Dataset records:

┌──

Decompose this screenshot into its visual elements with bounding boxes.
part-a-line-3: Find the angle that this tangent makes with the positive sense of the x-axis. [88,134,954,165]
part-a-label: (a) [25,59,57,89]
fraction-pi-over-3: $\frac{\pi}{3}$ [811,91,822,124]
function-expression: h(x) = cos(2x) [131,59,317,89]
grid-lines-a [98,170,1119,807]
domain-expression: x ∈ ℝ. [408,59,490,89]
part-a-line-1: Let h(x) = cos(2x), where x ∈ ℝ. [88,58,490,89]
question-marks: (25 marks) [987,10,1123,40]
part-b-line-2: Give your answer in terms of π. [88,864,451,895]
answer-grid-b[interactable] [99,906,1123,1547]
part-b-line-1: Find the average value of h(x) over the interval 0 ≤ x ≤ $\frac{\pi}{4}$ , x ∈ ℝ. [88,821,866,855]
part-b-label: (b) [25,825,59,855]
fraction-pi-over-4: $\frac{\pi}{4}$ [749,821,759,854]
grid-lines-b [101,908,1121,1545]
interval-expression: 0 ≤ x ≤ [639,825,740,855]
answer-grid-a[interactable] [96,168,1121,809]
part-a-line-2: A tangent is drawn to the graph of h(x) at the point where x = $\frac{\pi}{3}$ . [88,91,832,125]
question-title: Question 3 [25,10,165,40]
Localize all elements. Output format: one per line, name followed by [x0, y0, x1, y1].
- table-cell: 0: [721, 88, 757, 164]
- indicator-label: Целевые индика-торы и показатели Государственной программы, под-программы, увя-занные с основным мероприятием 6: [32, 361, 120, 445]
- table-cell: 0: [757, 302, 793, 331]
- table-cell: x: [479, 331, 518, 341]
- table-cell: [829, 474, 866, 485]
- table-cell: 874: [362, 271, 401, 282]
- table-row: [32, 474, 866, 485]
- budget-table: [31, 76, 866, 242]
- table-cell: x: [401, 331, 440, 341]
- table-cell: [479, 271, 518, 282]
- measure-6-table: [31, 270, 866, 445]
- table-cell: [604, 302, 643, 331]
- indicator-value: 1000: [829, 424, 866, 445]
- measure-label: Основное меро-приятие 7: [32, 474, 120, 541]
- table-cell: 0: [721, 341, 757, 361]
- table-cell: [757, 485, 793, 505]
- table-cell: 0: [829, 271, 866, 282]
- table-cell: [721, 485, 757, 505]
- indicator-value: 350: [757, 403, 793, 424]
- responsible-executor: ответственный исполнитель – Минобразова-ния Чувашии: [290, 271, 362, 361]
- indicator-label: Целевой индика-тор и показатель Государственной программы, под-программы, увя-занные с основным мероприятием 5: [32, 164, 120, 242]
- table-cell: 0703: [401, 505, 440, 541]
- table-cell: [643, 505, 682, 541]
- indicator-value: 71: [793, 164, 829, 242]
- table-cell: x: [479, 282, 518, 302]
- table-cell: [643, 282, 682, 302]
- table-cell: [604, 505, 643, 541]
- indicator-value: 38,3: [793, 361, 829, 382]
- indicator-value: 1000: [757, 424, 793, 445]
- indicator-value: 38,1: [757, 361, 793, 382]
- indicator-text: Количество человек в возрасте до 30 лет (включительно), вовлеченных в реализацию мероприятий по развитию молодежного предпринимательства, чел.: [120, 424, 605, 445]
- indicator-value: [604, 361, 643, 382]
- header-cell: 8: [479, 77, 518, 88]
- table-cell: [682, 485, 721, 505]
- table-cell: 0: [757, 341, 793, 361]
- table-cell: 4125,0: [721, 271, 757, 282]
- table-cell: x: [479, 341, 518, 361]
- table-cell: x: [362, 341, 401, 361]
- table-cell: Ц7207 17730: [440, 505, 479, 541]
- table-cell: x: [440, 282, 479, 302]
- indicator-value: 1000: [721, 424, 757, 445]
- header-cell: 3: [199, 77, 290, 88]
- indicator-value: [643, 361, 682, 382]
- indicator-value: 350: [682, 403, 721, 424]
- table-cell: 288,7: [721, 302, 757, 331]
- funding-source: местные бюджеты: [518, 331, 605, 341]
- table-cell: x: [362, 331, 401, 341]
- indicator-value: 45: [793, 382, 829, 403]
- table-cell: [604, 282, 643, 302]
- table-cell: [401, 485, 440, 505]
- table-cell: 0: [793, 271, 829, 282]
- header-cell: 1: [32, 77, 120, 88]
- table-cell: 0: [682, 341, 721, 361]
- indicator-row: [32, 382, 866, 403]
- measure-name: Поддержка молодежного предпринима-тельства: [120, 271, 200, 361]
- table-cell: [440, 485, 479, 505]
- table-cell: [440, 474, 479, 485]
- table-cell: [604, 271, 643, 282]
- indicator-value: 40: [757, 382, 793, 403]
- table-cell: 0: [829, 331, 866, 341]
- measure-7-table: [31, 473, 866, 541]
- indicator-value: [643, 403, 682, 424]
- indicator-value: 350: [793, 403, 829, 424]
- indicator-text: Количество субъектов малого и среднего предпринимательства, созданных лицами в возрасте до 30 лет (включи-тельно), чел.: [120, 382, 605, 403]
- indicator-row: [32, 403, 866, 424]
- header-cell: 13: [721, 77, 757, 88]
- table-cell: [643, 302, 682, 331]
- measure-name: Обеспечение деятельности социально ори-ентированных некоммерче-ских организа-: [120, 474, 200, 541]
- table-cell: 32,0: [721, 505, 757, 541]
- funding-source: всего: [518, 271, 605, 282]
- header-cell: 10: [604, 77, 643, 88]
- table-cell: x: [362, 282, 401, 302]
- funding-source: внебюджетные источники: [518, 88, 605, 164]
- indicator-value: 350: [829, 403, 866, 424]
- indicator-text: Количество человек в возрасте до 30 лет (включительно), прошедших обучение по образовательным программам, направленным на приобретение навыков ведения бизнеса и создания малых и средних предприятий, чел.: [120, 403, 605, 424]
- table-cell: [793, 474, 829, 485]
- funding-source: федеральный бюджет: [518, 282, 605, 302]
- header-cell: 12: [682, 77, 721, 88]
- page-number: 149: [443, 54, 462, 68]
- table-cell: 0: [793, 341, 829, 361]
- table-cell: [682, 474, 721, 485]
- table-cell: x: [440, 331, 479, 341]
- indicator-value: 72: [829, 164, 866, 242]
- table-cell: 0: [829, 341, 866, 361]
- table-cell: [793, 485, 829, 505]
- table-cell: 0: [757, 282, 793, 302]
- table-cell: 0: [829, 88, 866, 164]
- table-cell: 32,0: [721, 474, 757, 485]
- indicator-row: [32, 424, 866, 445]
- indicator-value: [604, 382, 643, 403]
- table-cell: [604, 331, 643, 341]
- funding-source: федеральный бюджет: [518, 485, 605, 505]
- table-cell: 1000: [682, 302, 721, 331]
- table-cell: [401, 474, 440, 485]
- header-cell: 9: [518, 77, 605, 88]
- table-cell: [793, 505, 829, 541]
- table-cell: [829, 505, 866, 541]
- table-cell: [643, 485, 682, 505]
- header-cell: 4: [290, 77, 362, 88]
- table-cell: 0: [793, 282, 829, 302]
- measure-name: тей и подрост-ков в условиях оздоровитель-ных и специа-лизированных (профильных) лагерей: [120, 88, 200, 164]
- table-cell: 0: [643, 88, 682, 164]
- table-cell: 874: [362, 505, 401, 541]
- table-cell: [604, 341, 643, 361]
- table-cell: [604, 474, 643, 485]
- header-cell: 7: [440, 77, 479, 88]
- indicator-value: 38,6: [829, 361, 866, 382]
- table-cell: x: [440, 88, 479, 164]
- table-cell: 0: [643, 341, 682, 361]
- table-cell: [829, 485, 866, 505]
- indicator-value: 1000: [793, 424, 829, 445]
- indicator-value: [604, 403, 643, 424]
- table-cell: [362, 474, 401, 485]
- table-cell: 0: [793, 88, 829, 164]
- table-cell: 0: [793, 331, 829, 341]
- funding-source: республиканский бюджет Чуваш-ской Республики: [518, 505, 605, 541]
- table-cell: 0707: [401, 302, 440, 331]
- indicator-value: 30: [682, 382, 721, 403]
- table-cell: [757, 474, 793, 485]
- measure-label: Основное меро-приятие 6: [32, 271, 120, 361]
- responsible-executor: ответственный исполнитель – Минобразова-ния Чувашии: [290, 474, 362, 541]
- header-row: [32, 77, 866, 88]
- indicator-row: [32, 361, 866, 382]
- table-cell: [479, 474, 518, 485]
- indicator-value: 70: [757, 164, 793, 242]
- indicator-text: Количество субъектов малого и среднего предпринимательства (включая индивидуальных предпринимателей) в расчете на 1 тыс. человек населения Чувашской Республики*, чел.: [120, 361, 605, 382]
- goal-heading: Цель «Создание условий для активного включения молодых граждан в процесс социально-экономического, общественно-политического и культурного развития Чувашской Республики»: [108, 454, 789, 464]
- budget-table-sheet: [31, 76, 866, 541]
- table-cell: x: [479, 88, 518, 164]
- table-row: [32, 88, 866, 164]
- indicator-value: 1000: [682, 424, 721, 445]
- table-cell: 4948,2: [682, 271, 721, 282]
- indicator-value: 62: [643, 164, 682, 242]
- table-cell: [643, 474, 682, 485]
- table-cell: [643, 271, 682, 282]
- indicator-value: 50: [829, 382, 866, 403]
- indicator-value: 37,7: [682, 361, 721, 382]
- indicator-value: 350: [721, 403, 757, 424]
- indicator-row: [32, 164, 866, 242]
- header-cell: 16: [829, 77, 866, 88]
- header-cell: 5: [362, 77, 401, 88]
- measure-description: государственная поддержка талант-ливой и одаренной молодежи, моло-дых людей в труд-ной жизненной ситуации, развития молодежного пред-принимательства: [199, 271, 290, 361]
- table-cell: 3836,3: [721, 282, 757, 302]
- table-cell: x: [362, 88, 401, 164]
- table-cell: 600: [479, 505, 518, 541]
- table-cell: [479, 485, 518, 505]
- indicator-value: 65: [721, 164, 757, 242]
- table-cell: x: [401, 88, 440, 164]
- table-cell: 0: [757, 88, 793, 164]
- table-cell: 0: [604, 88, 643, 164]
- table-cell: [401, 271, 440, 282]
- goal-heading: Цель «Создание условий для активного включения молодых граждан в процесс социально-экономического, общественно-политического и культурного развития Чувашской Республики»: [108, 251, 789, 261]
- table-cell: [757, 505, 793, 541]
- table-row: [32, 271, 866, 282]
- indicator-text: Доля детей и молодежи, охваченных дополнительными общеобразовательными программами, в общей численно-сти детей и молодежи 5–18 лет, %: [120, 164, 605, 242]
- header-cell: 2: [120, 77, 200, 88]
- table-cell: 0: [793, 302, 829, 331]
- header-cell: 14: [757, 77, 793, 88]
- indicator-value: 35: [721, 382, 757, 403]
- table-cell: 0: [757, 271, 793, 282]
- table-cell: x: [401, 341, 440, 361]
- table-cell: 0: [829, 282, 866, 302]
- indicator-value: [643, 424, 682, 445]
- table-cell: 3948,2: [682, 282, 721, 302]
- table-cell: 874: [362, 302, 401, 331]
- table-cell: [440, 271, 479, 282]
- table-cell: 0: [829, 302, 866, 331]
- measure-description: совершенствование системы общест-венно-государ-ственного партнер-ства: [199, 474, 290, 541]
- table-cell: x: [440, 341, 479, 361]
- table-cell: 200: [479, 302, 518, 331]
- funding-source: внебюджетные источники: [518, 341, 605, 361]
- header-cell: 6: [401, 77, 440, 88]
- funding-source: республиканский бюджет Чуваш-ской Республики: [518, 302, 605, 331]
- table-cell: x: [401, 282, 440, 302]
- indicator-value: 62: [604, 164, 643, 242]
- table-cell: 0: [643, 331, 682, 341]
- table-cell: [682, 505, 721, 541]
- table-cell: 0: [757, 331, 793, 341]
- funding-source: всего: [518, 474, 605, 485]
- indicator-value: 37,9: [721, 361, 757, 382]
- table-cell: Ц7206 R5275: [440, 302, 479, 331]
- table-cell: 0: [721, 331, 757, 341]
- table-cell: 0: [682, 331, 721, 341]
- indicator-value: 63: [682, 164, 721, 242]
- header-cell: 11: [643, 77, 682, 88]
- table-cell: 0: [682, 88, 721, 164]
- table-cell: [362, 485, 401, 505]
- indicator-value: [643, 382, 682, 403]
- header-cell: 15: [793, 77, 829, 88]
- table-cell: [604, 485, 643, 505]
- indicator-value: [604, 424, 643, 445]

└──

### To be done
Edit the lines starting at the first line and ending at the line that contains "- indicator-value: 350: [757, 403, 793, 424]" so that "Localize" becomes "Locate". Leave everything else unchanged.

### Correct output
Decompose this screenshot into its visual elements with bounding boxes.
part-a-line-3: Find the angle that this tangent makes with the positive sense of the x-axis. [88,134,954,165]
part-a-label: (a) [25,59,57,89]
fraction-pi-over-3: $\frac{\pi}{3}$ [811,91,822,124]
function-expression: h(x) = cos(2x) [131,59,317,89]
grid-lines-a [98,170,1119,807]
domain-expression: x ∈ ℝ. [408,59,490,89]
part-a-line-1: Let h(x) = cos(2x), where x ∈ ℝ. [88,58,490,89]
question-marks: (25 marks) [987,10,1123,40]
part-b-line-2: Give your answer in terms of π. [88,864,451,895]
answer-grid-b[interactable] [99,906,1123,1547]
part-b-line-1: Find the average value of h(x) over the interval 0 ≤ x ≤ $\frac{\pi}{4}$ , x ∈ ℝ. [88,821,866,855]
part-b-label: (b) [25,825,59,855]
fraction-pi-over-4: $\frac{\pi}{4}$ [749,821,759,854]
grid-lines-b [101,908,1121,1545]
interval-expression: 0 ≤ x ≤ [639,825,740,855]
answer-grid-a[interactable] [96,168,1121,809]
part-a-line-2: A tangent is drawn to the graph of h(x) at the point where x = $\frac{\pi}{3}$ . [88,91,832,125]
question-title: Question 3 [25,10,165,40]
Locate all elements. Output format: one per line, name followed by [x0, y0, x1, y1].
- table-cell: 0: [721, 88, 757, 164]
- indicator-label: Целевые индика-торы и показатели Государственной программы, под-программы, увя-занные с основным мероприятием 6: [32, 361, 120, 445]
- table-cell: 0: [757, 302, 793, 331]
- table-cell: x: [479, 331, 518, 341]
- table-cell: [829, 474, 866, 485]
- table-cell: 874: [362, 271, 401, 282]
- table-row: [32, 474, 866, 485]
- budget-table: [31, 76, 866, 242]
- table-cell: x: [401, 331, 440, 341]
- table-cell: [479, 271, 518, 282]
- measure-6-table: [31, 270, 866, 445]
- table-cell: [604, 302, 643, 331]
- indicator-value: 1000: [829, 424, 866, 445]
- measure-label: Основное меро-приятие 7: [32, 474, 120, 541]
- table-cell: 0: [721, 341, 757, 361]
- table-cell: [757, 485, 793, 505]
- table-cell: 0: [829, 271, 866, 282]
- table-cell: [721, 485, 757, 505]
- indicator-value: 350: [757, 403, 793, 424]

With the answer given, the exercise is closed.